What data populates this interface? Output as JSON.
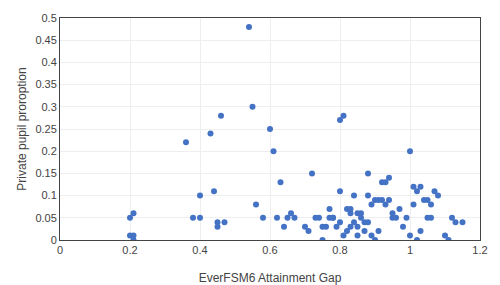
{
  "chart_data": {
    "type": "scatter",
    "xlabel": "EverFSM6 Attainment Gap",
    "ylabel": "Private pupil proroption",
    "color": "#4472C4",
    "grid": true,
    "xlim": [
      0,
      1.2
    ],
    "ylim": [
      0,
      0.5
    ],
    "xticks": [
      0,
      0.2,
      0.4,
      0.6,
      0.8,
      1,
      1.2
    ],
    "yticks": [
      0,
      0.05,
      0.1,
      0.15,
      0.2,
      0.25,
      0.3,
      0.35,
      0.4,
      0.45,
      0.5
    ],
    "x": [
      0.2,
      0.2,
      0.21,
      0.21,
      0.21,
      0.36,
      0.38,
      0.4,
      0.4,
      0.43,
      0.44,
      0.45,
      0.45,
      0.46,
      0.47,
      0.54,
      0.55,
      0.56,
      0.58,
      0.6,
      0.61,
      0.62,
      0.63,
      0.64,
      0.65,
      0.66,
      0.67,
      0.7,
      0.71,
      0.72,
      0.73,
      0.74,
      0.75,
      0.75,
      0.76,
      0.77,
      0.77,
      0.78,
      0.78,
      0.79,
      0.8,
      0.8,
      0.8,
      0.81,
      0.81,
      0.82,
      0.82,
      0.83,
      0.83,
      0.83,
      0.84,
      0.84,
      0.85,
      0.85,
      0.85,
      0.86,
      0.86,
      0.87,
      0.87,
      0.88,
      0.88,
      0.88,
      0.89,
      0.89,
      0.9,
      0.9,
      0.91,
      0.91,
      0.92,
      0.92,
      0.93,
      0.93,
      0.94,
      0.94,
      0.95,
      0.95,
      0.96,
      0.97,
      0.98,
      0.99,
      1.0,
      1.0,
      1.01,
      1.01,
      1.02,
      1.02,
      1.03,
      1.03,
      1.04,
      1.05,
      1.05,
      1.06,
      1.06,
      1.07,
      1.08,
      1.1,
      1.11,
      1.12,
      1.13,
      1.15
    ],
    "values": [
      0.05,
      0.01,
      0.06,
      0.01,
      0.0,
      0.22,
      0.05,
      0.1,
      0.05,
      0.24,
      0.11,
      0.03,
      0.04,
      0.28,
      0.04,
      0.48,
      0.3,
      0.08,
      0.05,
      0.25,
      0.2,
      0.05,
      0.13,
      0.03,
      0.05,
      0.06,
      0.05,
      0.03,
      0.02,
      0.15,
      0.05,
      0.05,
      0.0,
      0.03,
      0.03,
      0.07,
      0.05,
      0.05,
      0.05,
      0.03,
      0.11,
      0.04,
      0.27,
      0.01,
      0.28,
      0.07,
      0.02,
      0.06,
      0.07,
      0.03,
      0.04,
      0.1,
      0.01,
      0.03,
      0.06,
      0.06,
      0.05,
      0.02,
      0.04,
      0.04,
      0.1,
      0.15,
      0.01,
      0.08,
      0.09,
      0.0,
      0.02,
      0.09,
      0.09,
      0.13,
      0.08,
      0.13,
      0.09,
      0.14,
      0.05,
      0.06,
      0.05,
      0.07,
      0.03,
      0.05,
      0.2,
      0.01,
      0.12,
      0.08,
      0.11,
      0.0,
      0.02,
      0.12,
      0.09,
      0.09,
      0.05,
      0.08,
      0.05,
      0.11,
      0.1,
      0.01,
      0.0,
      0.05,
      0.04,
      0.04
    ]
  }
}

▸ WRITTEN TASK
Exact duplication of all the records is required; pictures are omitted from the copy.

▸ OUTPUT
What data populates this interface? Output as JSON.
{
  "chart_data": {
    "type": "scatter",
    "xlabel": "EverFSM6 Attainment Gap",
    "ylabel": "Private pupil proroption",
    "color": "#4472C4",
    "grid": true,
    "xlim": [
      0,
      1.2
    ],
    "ylim": [
      0,
      0.5
    ],
    "xticks": [
      0,
      0.2,
      0.4,
      0.6,
      0.8,
      1,
      1.2
    ],
    "yticks": [
      0,
      0.05,
      0.1,
      0.15,
      0.2,
      0.25,
      0.3,
      0.35,
      0.4,
      0.45,
      0.5
    ],
    "x": [
      0.2,
      0.2,
      0.21,
      0.21,
      0.21,
      0.36,
      0.38,
      0.4,
      0.4,
      0.43,
      0.44,
      0.45,
      0.45,
      0.46,
      0.47,
      0.54,
      0.55,
      0.56,
      0.58,
      0.6,
      0.61,
      0.62,
      0.63,
      0.64,
      0.65,
      0.66,
      0.67,
      0.7,
      0.71,
      0.72,
      0.73,
      0.74,
      0.75,
      0.75,
      0.76,
      0.77,
      0.77,
      0.78,
      0.78,
      0.79,
      0.8,
      0.8,
      0.8,
      0.81,
      0.81,
      0.82,
      0.82,
      0.83,
      0.83,
      0.83,
      0.84,
      0.84,
      0.85,
      0.85,
      0.85,
      0.86,
      0.86,
      0.87,
      0.87,
      0.88,
      0.88,
      0.88,
      0.89,
      0.89,
      0.9,
      0.9,
      0.91,
      0.91,
      0.92,
      0.92,
      0.93,
      0.93,
      0.94,
      0.94,
      0.95,
      0.95,
      0.96,
      0.97,
      0.98,
      0.99,
      1.0,
      1.0,
      1.01,
      1.01,
      1.02,
      1.02,
      1.03,
      1.03,
      1.04,
      1.05,
      1.05,
      1.06,
      1.06,
      1.07,
      1.08,
      1.1,
      1.11,
      1.12,
      1.13,
      1.15
    ],
    "values": [
      0.05,
      0.01,
      0.06,
      0.01,
      0.0,
      0.22,
      0.05,
      0.1,
      0.05,
      0.24,
      0.11,
      0.03,
      0.04,
      0.28,
      0.04,
      0.48,
      0.3,
      0.08,
      0.05,
      0.25,
      0.2,
      0.05,
      0.13,
      0.03,
      0.05,
      0.06,
      0.05,
      0.03,
      0.02,
      0.15,
      0.05,
      0.05,
      0.0,
      0.03,
      0.03,
      0.07,
      0.05,
      0.05,
      0.05,
      0.03,
      0.11,
      0.04,
      0.27,
      0.01,
      0.28,
      0.07,
      0.02,
      0.06,
      0.07,
      0.03,
      0.04,
      0.1,
      0.01,
      0.03,
      0.06,
      0.06,
      0.05,
      0.02,
      0.04,
      0.04,
      0.1,
      0.15,
      0.01,
      0.08,
      0.09,
      0.0,
      0.02,
      0.09,
      0.09,
      0.13,
      0.08,
      0.13,
      0.09,
      0.14,
      0.05,
      0.06,
      0.05,
      0.07,
      0.03,
      0.05,
      0.2,
      0.01,
      0.12,
      0.08,
      0.11,
      0.0,
      0.02,
      0.12,
      0.09,
      0.09,
      0.05,
      0.08,
      0.05,
      0.11,
      0.1,
      0.01,
      0.0,
      0.05,
      0.04,
      0.04
    ]
  }
}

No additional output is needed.